-- What to do --
Reproduce this listing in full.

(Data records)

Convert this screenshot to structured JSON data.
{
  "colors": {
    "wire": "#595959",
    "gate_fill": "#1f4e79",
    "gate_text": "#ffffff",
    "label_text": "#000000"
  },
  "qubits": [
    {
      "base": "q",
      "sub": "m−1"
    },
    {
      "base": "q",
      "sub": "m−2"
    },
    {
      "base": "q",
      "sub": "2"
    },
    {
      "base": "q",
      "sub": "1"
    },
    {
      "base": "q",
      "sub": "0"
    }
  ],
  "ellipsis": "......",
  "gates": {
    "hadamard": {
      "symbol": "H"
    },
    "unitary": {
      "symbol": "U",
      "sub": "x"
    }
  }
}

-- Correct answer --
Convert this screenshot to structured JSON data.
{
  "colors": {
    "wire": "#595959",
    "gate_fill": "#1f4e79",
    "gate_text": "#ffffff",
    "label_text": "#000000"
  },
  "qubits": [
    {
      "base": "q",
      "sub": "m−1"
    },
    {
      "base": "q",
      "sub": "m−2"
    },
    {
      "base": "q",
      "sub": "2"
    },
    {
      "base": "q",
      "sub": "1"
    },
    {
      "base": "q",
      "sub": "0"
    }
  ],
  "ellipsis": "......",
  "gates": {
    "hadamard": {
      "symbol": "H"
    },
    "unitary": {
      "symbol": "U",
      "sub": "x"
    }
  }
}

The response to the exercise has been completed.